** Start of Given records **
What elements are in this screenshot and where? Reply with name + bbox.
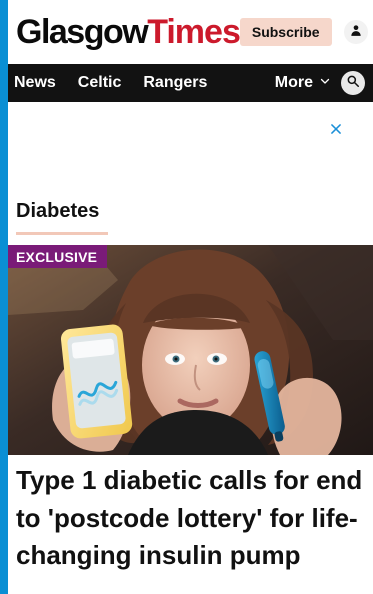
site-logo[interactable]: Glasgow Times xyxy=(16,13,241,51)
nav-item-news[interactable]: News xyxy=(14,75,56,91)
logo-times: Times xyxy=(147,13,241,51)
user-icon xyxy=(349,23,363,42)
site-header: Glasgow Times Subscribe xyxy=(8,0,373,64)
subscribe-button[interactable]: Subscribe xyxy=(239,18,332,46)
section-title[interactable]: Diabetes xyxy=(16,194,373,222)
hero-photo xyxy=(8,245,373,455)
nav-more-menu[interactable]: More xyxy=(275,75,331,91)
primary-nav: News Celtic Rangers More xyxy=(8,64,373,102)
section-header: Diabetes xyxy=(8,194,373,235)
nav-right: More xyxy=(275,71,365,95)
chevron-down-icon xyxy=(319,75,331,91)
exclusive-badge: EXCLUSIVE xyxy=(8,245,108,268)
ad-close-button[interactable] xyxy=(327,122,345,140)
nav-items: News Celtic Rangers xyxy=(14,75,207,91)
header-actions: Subscribe xyxy=(239,18,368,46)
nav-item-rangers[interactable]: Rangers xyxy=(143,75,207,91)
search-icon xyxy=(346,74,360,93)
section-underline xyxy=(16,232,108,235)
article-hero-image[interactable]: EXCLUSIVE xyxy=(8,245,373,455)
page: Glasgow Times Subscribe News Celtic Range… xyxy=(8,0,373,594)
article-headline[interactable]: Type 1 diabetic calls for end to 'postco… xyxy=(16,462,373,575)
logo-glasgow: Glasgow xyxy=(16,13,149,51)
close-icon xyxy=(329,122,343,141)
ad-slot xyxy=(8,102,373,194)
search-button[interactable] xyxy=(341,71,365,95)
nav-item-celtic[interactable]: Celtic xyxy=(78,75,122,91)
account-button[interactable] xyxy=(343,20,368,44)
nav-more-label: More xyxy=(274,74,313,91)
** End of Given records **
=== Written request ===
Turn every line of the entries above into a numbered list. Skip blank lines and leave the pictures out.

=== Result ===
1. What elements are in this screenshot and where? Reply with name + bbox.
2. site-logo[interactable]: Glasgow Times xyxy=(16,13,241,51)
3. nav-item-news[interactable]: News xyxy=(14,75,56,91)
4. logo-times: Times xyxy=(147,13,241,51)
5. user-icon xyxy=(349,23,363,42)
6. site-header: Glasgow Times Subscribe xyxy=(8,0,373,64)
7. subscribe-button[interactable]: Subscribe xyxy=(239,18,332,46)
8. section-title[interactable]: Diabetes xyxy=(16,194,373,222)
9. hero-photo xyxy=(8,245,373,455)
10. nav-more-menu[interactable]: More xyxy=(275,75,331,91)
11. primary-nav: News Celtic Rangers More xyxy=(8,64,373,102)
12. section-header: Diabetes xyxy=(8,194,373,235)
13. nav-right: More xyxy=(275,71,365,95)
14. chevron-down-icon xyxy=(319,75,331,91)
15. exclusive-badge: EXCLUSIVE xyxy=(8,245,108,268)
16. ad-close-button[interactable] xyxy=(327,122,345,140)
17. nav-items: News Celtic Rangers xyxy=(14,75,207,91)
18. header-actions: Subscribe xyxy=(239,18,368,46)
19. nav-item-rangers[interactable]: Rangers xyxy=(143,75,207,91)
20. search-icon xyxy=(346,74,360,93)
21. section-underline xyxy=(16,232,108,235)
22. article-hero-image[interactable]: EXCLUSIVE xyxy=(8,245,373,455)
23. page: Glasgow Times Subscribe News Celtic Range… xyxy=(8,0,373,594)
24. article-headline[interactable]: Type 1 diabetic calls for end to 'postco… xyxy=(16,462,373,575)
25. logo-glasgow: Glasgow xyxy=(16,13,149,51)
26. close-icon xyxy=(329,122,343,141)
27. ad-slot xyxy=(8,102,373,194)
28. search-button[interactable] xyxy=(341,71,365,95)
29. nav-item-celtic[interactable]: Celtic xyxy=(78,75,122,91)
30. account-button[interactable] xyxy=(343,20,368,44)
31. nav-more-label: More xyxy=(274,74,313,91)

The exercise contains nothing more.